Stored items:

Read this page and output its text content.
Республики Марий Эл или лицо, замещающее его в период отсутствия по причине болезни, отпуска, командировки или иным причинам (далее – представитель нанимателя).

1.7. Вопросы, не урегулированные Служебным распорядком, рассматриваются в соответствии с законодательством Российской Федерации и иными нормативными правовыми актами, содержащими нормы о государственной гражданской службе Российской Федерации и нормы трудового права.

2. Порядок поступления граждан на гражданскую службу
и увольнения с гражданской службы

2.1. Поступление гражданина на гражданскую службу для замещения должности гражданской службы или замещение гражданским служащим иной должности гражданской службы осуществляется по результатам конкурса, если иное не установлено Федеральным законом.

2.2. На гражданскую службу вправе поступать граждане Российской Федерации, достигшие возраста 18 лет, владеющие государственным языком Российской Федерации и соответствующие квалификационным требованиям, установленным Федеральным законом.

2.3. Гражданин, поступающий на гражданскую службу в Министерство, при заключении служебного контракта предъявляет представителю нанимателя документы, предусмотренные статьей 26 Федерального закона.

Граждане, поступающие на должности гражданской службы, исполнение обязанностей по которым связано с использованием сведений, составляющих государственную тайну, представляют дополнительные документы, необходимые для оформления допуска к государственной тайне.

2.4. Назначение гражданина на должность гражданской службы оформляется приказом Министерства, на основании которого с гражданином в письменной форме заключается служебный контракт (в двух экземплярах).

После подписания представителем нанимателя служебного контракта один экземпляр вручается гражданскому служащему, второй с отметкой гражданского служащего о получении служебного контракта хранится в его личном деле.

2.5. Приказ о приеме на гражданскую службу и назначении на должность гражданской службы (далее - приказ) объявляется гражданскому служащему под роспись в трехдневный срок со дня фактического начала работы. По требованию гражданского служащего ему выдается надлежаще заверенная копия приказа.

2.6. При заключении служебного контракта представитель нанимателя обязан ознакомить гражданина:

• **TASK REQUIREMENTS**
Which lines contain "Федерации"? Copy each of them.

• **SOLUTION TO THE EXERCISE**
1.7. Вопросы, не урегулированные Служебным распорядком, рассматриваются в соответствии с законодательством Российской Федерации и иными нормативными правовыми актами, содержащими нормы о государственной гражданской службе Российской Федерации и нормы трудового права.
2.2. На гражданскую службу вправе поступать граждане Российской Федерации, достигшие возраста 18 лет, владеющие государственным языком Российской Федерации и соответствующие квалификационным требованиям, установленным Федеральным законом.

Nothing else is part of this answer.